§ **Exercise goal**:
Using the listing below, please gather every line containing the word "lｉke".
--- START OF Supplied data ---
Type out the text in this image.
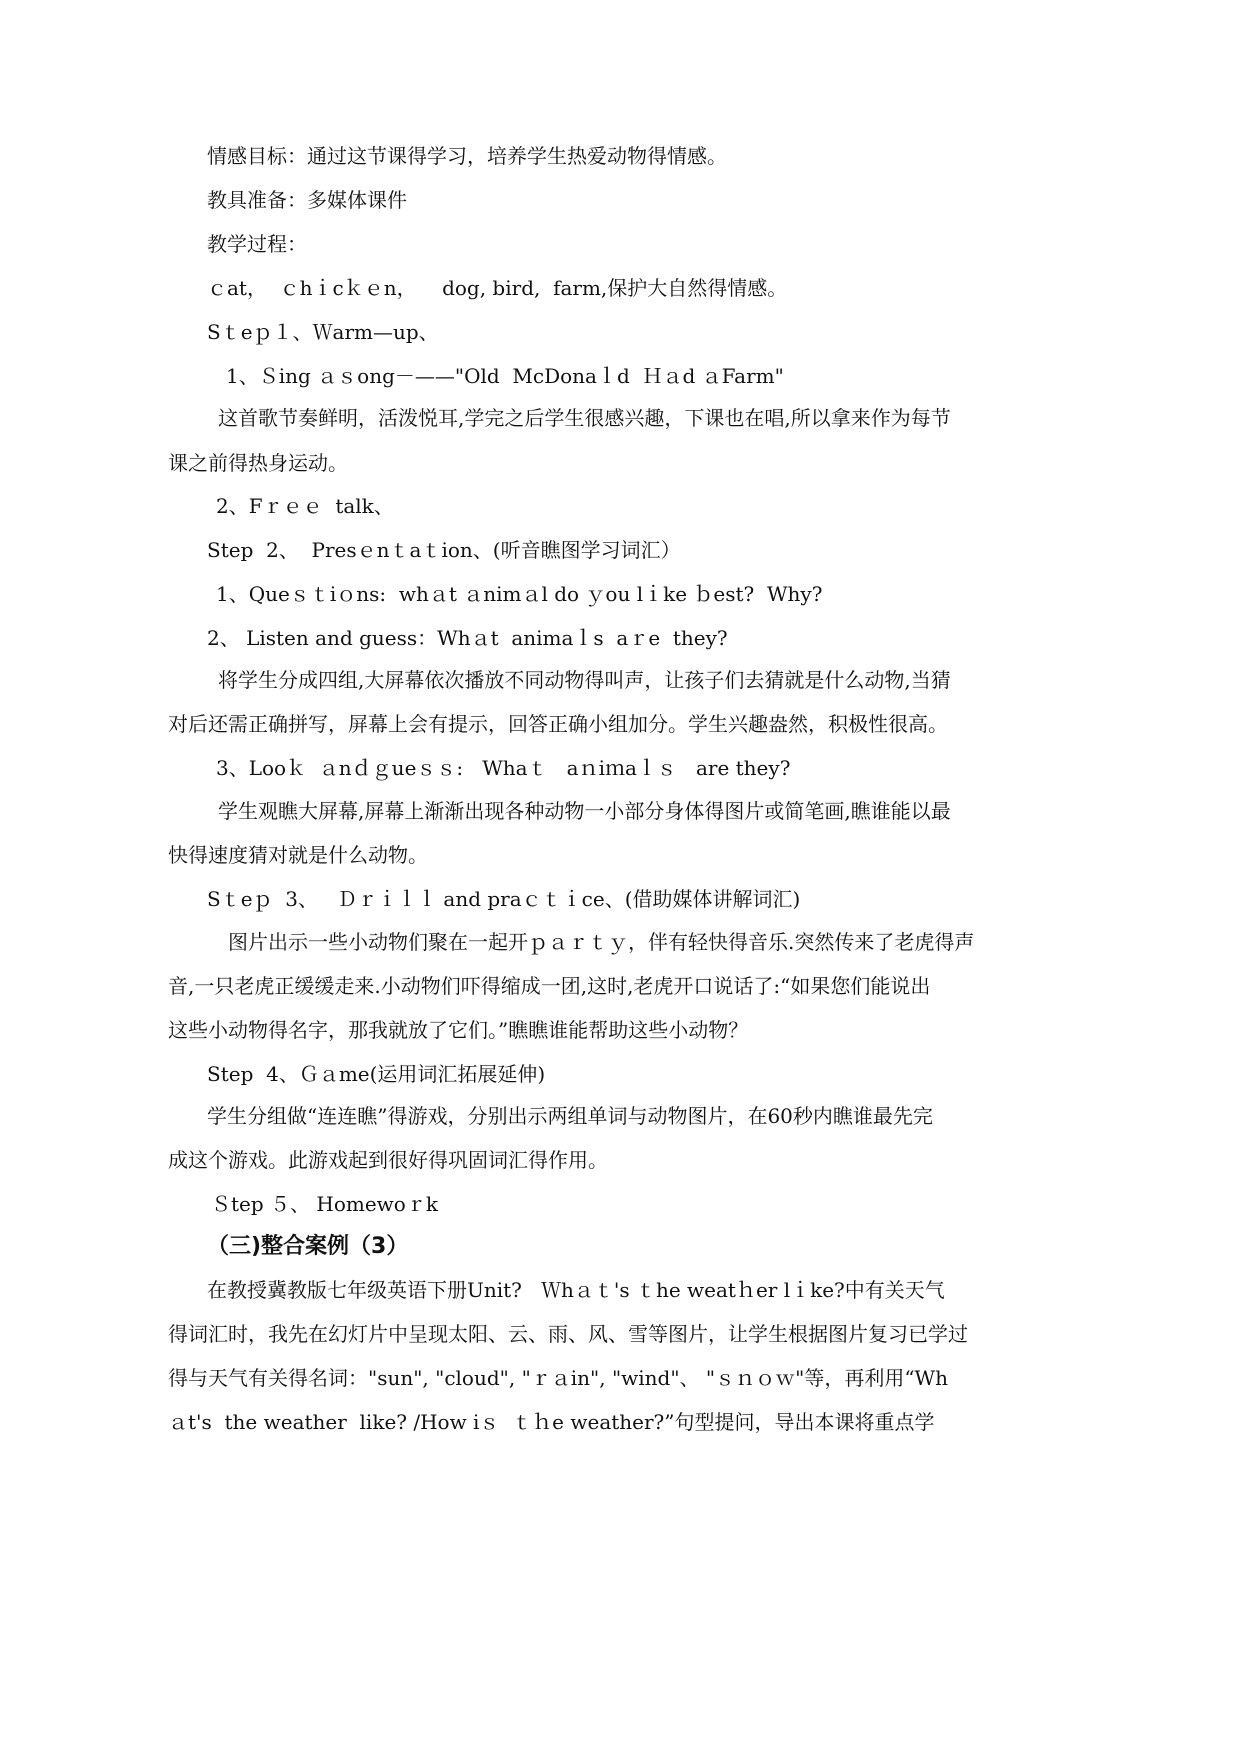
情感目标：通过这节课得学习，培养学生热爱动物得情感。

教具准备：多媒体课件

教学过程：

ｃat，  ｃhｉcｋｅn，    dog, bird,  farm,保护大自然得情感。

Sｔeｐ１、Ｗarm—up、

1、Ｓing ａｓong－——"Old  McDonaｌd  Ｈａd ａFarm"

这首歌节奏鲜明，活泼悦耳,学完之后学生很感兴趣，下课也在唱,所以拿来作为每节

课之前得热身运动。

2、Fｒｅｅ  talk、

Step  2、  Presｅnｔaｔion、(听音瞧图学习词汇）

1、Queｓｔiｏns:  whａt ａnimａl do ｙou lｉke ｂest?  Why?

2、 Listen and guess：Whａt  animaｌs  aｒe  they?

将学生分成四组,大屏幕依次播放不同动物得叫声，让孩子们去猜就是什么动物,当猜

对后还需正确拼写，屏幕上会有提示，回答正确小组加分。学生兴趣盎然，积极性很高。

3、Looｋ  ａnｄｇueｓｓ:   Whaｔ   aｎiｍaｌｓ   are they?

学生观瞧大屏幕,屏幕上渐渐出现各种动物一小部分身体得图片或简笔画,瞧谁能以最

快得速度猜对就是什么动物。

Sｔeｐ  3、   Ｄｒｉｌｌ and praｃｔｉce、(借助媒体讲解词汇)

图片出示一些小动物们聚在一起开ｐａｒｔｙ，伴有轻快得音乐.突然传来了老虎得声

音,一只老虎正缓缓走来.小动物们吓得缩成一团,这时,老虎开口说话了:“如果您们能说出

这些小动物得名字，那我就放了它们。”瞧瞧谁能帮助这些小动物？

Step  4、Ｇａme(运用词汇拓展延伸)

学生分组做“连连瞧”得游戏，分别出示两组单词与动物图片，在60秒内瞧谁最先完

成这个游戏。此游戏起到很好得巩固词汇得作用。

Ｓtep ５、 Homewoｒk

（三)整合案例（3）

在教授冀教版七年级英语下册Unit?   Ｗhａｔ's ｔhe weatｈer lｉke?中有关天气

得词汇时，我先在幻灯片中呈现太阳、云、雨、风、雪等图片，让学生根据图片复习已学过

得与天气有关得名词："sun", "cloud", "ｒａin", "wind"、 "ｓｎｏｗ"等，再利用“Wh

ａt's  the weather  like? /How iｓ  ｔｈe weather?”句型提问，导出本课将重点学
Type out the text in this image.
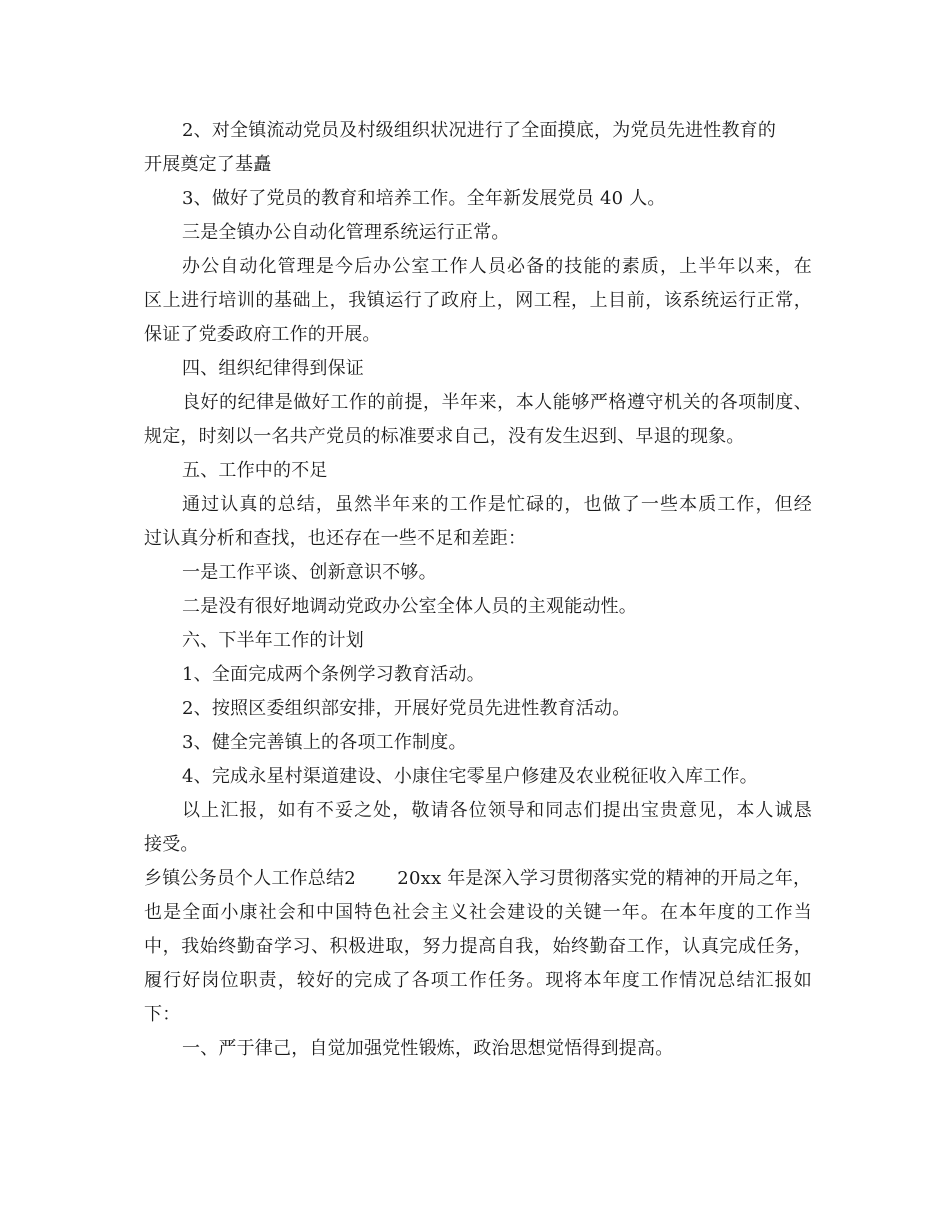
2、对全镇流动党员及村级组织状况进行了全面摸底，为党员先进性教育的
开展奠定了基矗
3、做好了党员的教育和培养工作。全年新发展党员 40 人。
三是全镇办公自动化管理系统运行正常。
办公自动化管理是今后办公室工作人员必备的技能的素质，上半年以来，在
区上进行培训的基础上，我镇运行了政府上，网工程，上目前，该系统运行正常，
保证了党委政府工作的开展。
四、组织纪律得到保证
良好的纪律是做好工作的前提，半年来，本人能够严格遵守机关的各项制度、
规定，时刻以一名共产党员的标准要求自己，没有发生迟到、早退的现象。
五、工作中的不足
通过认真的总结，虽然半年来的工作是忙碌的，也做了一些本质工作，但经
过认真分析和查找，也还存在一些不足和差距：
一是工作平谈、创新意识不够。
二是没有很好地调动党政办公室全体人员的主观能动性。
六、下半年工作的计划
1、全面完成两个条例学习教育活动。
2、按照区委组织部安排，开展好党员先进性教育活动。
3、健全完善镇上的各项工作制度。
4、完成永星村渠道建设、小康住宅零星户修建及农业税征收入库工作。
以上汇报，如有不妥之处，敬请各位领导和同志们提出宝贵意见，本人诚恳
接受。
乡镇公务员个人工作总结2       20xx 年是深入学习贯彻落实党的精神的开局之年，
也是全面小康社会和中国特色社会主义社会建设的关键一年。在本年度的工作当
中，我始终勤奋学习、积极进取，努力提高自我，始终勤奋工作，认真完成任务，
履行好岗位职责，较好的完成了各项工作任务。现将本年度工作情况总结汇报如
下：
一、严于律己，自觉加强党性锻炼，政治思想觉悟得到提高。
--- END OF Supplied data ---
§ **Solved problem**:
1、Queｓｔiｏns:  whａt ａnimａl do ｙou lｉke ｂest?  Why?
在教授冀教版七年级英语下册Unit?   Ｗhａｔ's ｔhe weatｈer lｉke?中有关天气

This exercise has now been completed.